=== Data for the task ===
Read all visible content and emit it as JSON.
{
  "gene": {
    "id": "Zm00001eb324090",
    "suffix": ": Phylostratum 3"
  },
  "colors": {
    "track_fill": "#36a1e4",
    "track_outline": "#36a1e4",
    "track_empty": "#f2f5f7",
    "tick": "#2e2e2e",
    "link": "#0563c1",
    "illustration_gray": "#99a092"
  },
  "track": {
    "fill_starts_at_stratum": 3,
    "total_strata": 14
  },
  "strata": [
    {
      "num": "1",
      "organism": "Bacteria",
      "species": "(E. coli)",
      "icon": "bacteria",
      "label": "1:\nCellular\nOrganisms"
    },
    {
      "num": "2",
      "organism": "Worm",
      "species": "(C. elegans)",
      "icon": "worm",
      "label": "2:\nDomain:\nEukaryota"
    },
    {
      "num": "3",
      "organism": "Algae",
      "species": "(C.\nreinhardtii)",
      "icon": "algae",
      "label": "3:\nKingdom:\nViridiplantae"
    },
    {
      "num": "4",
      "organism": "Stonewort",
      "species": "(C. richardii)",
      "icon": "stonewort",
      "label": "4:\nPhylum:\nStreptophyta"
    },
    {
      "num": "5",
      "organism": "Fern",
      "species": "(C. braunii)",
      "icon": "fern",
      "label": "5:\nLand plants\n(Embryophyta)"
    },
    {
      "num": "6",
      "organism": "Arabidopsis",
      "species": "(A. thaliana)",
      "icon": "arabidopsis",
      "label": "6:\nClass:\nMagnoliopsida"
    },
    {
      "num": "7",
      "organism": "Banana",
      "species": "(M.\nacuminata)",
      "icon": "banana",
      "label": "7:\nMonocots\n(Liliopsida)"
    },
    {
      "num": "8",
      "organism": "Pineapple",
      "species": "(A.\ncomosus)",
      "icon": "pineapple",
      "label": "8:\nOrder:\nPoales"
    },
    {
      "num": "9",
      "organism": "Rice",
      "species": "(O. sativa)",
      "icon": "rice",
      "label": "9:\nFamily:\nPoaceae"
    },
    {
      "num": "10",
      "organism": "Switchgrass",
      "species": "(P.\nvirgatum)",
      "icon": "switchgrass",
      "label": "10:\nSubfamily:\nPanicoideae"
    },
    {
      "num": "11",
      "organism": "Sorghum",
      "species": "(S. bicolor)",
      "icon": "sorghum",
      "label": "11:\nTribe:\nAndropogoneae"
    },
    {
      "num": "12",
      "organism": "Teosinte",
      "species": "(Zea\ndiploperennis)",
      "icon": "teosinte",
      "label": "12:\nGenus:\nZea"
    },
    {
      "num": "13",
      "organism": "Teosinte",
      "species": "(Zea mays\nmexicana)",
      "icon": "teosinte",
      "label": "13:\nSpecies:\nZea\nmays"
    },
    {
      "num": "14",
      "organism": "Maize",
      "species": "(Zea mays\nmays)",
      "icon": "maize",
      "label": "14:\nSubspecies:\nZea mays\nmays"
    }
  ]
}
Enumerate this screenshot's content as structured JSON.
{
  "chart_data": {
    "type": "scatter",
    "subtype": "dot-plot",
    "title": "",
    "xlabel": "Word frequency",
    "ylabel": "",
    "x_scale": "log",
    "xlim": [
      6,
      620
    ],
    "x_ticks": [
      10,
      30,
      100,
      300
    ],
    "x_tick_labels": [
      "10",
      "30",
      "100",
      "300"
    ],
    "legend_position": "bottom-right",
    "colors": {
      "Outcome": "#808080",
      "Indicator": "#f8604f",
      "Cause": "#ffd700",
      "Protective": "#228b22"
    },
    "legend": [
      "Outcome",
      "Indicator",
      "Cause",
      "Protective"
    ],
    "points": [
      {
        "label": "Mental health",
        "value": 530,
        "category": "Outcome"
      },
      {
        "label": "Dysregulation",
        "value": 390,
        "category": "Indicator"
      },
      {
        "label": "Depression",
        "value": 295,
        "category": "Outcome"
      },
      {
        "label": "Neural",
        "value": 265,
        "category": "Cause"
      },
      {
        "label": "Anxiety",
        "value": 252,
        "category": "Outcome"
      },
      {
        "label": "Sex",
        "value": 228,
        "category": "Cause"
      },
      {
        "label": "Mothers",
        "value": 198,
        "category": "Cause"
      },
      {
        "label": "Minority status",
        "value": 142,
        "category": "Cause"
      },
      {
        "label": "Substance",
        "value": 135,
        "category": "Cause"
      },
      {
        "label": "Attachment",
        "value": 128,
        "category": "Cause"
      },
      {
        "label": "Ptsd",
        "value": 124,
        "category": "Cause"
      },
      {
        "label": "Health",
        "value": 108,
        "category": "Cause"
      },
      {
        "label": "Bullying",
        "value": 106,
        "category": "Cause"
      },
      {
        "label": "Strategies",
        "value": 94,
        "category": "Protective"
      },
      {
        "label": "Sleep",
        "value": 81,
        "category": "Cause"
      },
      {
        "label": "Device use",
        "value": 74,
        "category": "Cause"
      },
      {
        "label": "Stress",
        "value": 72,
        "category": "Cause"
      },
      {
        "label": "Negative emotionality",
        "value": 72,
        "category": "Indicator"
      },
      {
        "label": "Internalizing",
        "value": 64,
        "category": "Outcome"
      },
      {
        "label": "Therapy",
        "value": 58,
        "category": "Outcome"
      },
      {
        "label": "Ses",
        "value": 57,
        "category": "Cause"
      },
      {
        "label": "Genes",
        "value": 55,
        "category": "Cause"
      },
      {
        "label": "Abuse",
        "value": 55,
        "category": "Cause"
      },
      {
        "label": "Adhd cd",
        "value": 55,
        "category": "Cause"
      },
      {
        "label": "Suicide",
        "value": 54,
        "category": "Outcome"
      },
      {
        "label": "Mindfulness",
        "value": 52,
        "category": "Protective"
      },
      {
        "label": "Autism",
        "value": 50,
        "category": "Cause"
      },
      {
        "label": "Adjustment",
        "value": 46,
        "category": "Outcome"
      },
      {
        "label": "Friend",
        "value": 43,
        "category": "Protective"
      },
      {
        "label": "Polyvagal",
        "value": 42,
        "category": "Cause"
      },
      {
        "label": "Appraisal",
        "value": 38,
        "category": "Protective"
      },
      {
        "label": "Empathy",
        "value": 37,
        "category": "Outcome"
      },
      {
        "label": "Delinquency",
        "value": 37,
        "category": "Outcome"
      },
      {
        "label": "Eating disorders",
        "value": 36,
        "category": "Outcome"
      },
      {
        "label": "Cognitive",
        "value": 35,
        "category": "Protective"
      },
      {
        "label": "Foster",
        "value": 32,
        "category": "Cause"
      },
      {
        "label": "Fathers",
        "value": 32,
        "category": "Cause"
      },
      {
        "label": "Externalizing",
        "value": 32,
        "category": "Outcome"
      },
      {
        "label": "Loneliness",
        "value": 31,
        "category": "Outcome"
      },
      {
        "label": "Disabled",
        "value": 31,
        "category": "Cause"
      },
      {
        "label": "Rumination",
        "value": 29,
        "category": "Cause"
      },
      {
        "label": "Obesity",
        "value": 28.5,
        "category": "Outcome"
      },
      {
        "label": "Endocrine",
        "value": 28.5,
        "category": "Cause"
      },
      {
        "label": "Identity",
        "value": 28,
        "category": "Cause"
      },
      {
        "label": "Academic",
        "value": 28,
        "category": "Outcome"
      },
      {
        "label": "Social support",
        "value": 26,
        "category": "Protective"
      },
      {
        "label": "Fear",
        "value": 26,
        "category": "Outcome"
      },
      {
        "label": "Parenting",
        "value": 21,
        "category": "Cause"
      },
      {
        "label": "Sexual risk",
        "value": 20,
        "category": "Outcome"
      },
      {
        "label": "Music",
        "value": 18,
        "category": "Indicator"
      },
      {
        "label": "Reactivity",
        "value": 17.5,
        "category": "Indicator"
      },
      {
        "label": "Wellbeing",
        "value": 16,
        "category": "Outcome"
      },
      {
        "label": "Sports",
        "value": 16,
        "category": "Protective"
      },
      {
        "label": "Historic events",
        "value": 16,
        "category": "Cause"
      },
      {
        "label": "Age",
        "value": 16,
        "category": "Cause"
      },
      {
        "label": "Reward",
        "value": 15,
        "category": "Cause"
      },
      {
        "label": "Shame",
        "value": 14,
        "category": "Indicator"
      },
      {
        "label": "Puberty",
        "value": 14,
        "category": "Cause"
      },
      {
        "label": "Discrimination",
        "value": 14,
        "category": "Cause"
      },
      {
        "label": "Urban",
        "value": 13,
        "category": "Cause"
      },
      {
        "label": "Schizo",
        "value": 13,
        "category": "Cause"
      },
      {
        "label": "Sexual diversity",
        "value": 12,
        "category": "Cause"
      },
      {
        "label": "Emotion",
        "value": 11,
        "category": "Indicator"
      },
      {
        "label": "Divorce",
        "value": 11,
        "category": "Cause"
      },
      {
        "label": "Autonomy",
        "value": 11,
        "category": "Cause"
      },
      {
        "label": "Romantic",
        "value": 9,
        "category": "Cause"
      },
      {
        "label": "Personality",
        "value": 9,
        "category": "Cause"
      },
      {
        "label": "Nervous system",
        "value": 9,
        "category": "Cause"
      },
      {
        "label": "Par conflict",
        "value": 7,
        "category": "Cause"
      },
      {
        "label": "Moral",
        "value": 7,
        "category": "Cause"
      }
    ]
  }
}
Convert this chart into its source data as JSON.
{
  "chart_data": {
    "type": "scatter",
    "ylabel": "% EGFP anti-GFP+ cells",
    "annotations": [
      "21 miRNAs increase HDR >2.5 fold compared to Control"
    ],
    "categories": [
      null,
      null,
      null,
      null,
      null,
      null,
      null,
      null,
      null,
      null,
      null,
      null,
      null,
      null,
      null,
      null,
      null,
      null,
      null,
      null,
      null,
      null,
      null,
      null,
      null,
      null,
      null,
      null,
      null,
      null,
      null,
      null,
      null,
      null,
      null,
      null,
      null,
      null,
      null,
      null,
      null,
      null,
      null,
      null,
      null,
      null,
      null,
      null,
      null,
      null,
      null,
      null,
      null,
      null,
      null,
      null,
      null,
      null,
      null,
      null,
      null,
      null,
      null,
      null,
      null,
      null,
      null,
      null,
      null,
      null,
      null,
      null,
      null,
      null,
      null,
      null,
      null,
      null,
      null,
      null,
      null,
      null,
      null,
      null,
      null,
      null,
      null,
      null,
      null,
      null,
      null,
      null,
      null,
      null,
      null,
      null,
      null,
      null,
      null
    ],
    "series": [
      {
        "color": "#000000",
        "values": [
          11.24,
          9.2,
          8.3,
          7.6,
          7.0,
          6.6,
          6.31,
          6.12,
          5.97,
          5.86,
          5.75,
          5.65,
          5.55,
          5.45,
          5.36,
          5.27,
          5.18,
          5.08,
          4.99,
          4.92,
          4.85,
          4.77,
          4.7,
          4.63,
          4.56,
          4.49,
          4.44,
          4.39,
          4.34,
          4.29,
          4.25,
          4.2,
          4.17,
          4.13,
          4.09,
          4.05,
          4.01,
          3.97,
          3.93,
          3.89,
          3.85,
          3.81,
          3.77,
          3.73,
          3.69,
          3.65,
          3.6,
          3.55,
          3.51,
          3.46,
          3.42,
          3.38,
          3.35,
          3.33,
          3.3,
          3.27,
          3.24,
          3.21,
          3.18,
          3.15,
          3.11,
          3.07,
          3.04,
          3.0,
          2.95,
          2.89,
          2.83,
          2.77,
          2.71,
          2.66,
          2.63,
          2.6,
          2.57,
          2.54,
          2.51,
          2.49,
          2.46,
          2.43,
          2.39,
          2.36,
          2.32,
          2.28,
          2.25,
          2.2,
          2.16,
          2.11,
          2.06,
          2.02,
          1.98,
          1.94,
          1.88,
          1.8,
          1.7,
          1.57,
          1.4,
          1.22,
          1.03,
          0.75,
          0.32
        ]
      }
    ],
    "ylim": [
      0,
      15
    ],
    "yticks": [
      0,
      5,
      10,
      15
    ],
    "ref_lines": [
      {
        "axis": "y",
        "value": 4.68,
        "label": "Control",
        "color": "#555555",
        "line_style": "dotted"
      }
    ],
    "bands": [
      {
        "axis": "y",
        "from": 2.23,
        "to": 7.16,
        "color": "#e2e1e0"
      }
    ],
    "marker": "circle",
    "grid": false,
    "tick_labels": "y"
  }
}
===
**Exercise goal:** Count every line of the entries that holds the string "Control". Please answer with the count alone.

**Solved problem:** 2